EXERCISE PROMPT:
Copy every line of the data that includes the string "this".
## Start MATERIAL SUPPLIED
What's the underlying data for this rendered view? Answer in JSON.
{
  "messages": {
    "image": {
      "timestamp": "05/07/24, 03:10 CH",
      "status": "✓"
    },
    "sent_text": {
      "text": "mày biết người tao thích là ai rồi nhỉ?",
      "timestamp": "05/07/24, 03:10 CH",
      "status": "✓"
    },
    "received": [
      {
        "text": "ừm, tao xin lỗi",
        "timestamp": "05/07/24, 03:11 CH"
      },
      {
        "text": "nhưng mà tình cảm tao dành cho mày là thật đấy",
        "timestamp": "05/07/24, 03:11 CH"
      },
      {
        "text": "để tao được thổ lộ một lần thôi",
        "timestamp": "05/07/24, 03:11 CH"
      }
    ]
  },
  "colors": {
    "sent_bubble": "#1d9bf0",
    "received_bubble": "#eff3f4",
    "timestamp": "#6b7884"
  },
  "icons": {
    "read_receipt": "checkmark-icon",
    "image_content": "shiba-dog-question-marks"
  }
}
## End MATERIAL SUPPLIED
## Start MATERIAL SUPPLIED
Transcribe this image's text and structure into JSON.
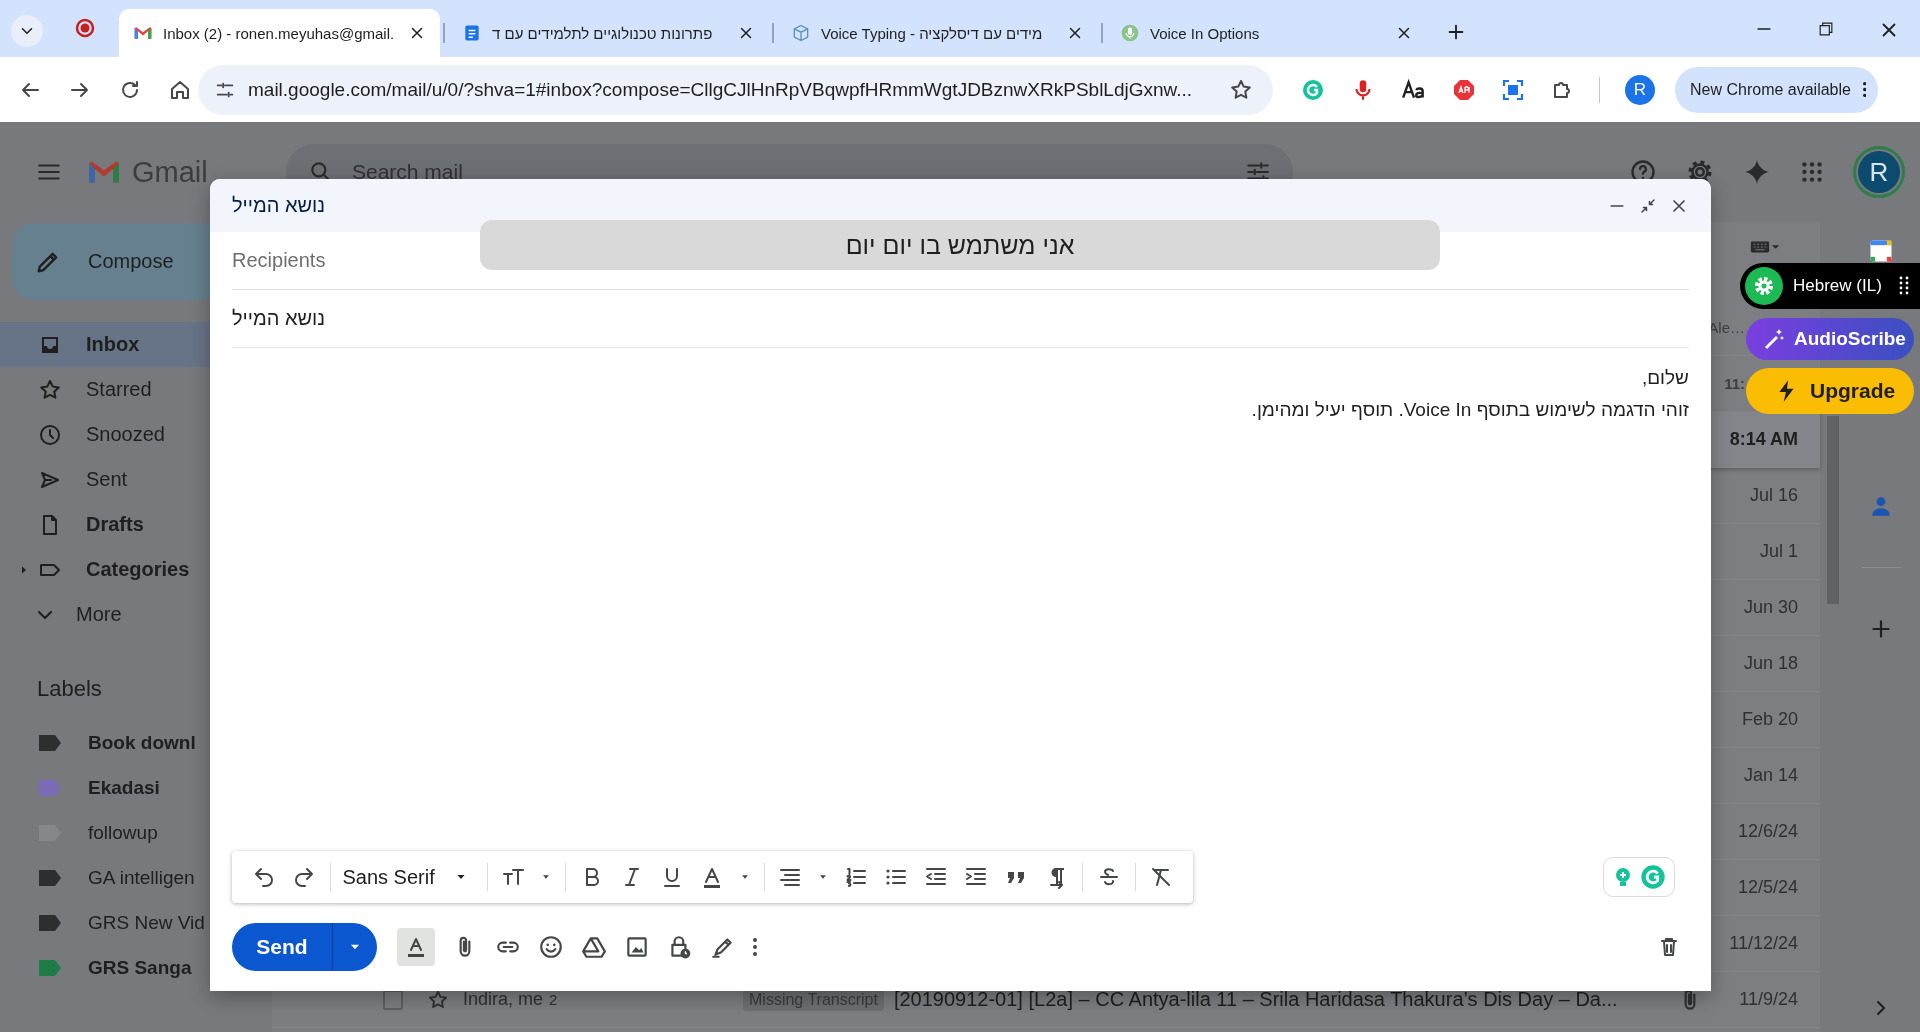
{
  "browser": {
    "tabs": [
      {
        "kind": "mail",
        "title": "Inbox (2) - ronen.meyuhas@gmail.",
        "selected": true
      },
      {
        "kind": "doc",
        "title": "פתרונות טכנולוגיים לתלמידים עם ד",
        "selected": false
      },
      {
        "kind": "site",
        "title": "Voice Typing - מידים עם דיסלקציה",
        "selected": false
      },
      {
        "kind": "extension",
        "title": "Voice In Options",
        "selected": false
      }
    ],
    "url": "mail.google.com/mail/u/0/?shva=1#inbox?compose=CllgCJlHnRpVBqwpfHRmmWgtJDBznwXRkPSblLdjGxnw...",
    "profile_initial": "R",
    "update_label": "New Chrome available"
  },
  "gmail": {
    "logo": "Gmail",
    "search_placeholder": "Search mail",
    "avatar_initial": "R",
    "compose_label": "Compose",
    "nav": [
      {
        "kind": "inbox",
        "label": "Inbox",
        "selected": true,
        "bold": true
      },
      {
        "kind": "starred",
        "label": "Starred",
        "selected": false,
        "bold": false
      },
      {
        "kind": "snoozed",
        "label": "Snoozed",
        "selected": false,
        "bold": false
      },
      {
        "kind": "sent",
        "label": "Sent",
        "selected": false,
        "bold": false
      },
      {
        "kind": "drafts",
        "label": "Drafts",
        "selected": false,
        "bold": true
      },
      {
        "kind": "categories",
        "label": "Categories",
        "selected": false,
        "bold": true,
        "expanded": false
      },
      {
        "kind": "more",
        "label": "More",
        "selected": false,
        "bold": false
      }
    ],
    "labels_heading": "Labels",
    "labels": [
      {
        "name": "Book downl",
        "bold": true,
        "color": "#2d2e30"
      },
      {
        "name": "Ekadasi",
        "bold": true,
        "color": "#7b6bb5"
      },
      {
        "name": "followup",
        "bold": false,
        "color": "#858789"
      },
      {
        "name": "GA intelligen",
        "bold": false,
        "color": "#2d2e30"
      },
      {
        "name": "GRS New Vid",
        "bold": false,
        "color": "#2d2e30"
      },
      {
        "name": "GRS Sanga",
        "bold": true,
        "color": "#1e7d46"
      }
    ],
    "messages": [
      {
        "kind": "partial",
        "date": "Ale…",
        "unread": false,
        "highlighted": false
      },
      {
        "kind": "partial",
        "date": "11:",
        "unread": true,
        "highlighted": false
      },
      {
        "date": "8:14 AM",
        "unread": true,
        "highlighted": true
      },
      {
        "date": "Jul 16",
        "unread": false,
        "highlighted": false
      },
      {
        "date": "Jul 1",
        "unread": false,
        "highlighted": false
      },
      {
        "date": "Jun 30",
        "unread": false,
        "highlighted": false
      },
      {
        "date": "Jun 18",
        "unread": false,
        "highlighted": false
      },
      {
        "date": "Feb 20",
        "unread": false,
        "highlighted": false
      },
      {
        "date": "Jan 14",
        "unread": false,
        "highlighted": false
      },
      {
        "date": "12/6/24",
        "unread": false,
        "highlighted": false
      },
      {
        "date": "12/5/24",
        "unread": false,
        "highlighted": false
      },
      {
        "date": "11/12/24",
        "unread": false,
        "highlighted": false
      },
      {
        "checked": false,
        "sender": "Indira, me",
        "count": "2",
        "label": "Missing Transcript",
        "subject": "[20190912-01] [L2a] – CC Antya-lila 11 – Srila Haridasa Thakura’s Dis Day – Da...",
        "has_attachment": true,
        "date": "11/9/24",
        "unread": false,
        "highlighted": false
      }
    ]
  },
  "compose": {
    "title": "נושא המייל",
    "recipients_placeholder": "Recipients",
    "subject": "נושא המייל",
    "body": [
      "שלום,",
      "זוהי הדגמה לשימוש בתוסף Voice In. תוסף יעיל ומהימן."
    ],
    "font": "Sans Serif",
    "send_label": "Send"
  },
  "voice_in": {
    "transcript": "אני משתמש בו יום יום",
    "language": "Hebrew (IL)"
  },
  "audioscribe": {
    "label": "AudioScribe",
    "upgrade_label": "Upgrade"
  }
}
## End MATERIAL SUPPLIED
WORKED ANSWER:
What's the underlying data for this rendered view? Answer in JSON.
Transcribe this image's text and structure into JSON.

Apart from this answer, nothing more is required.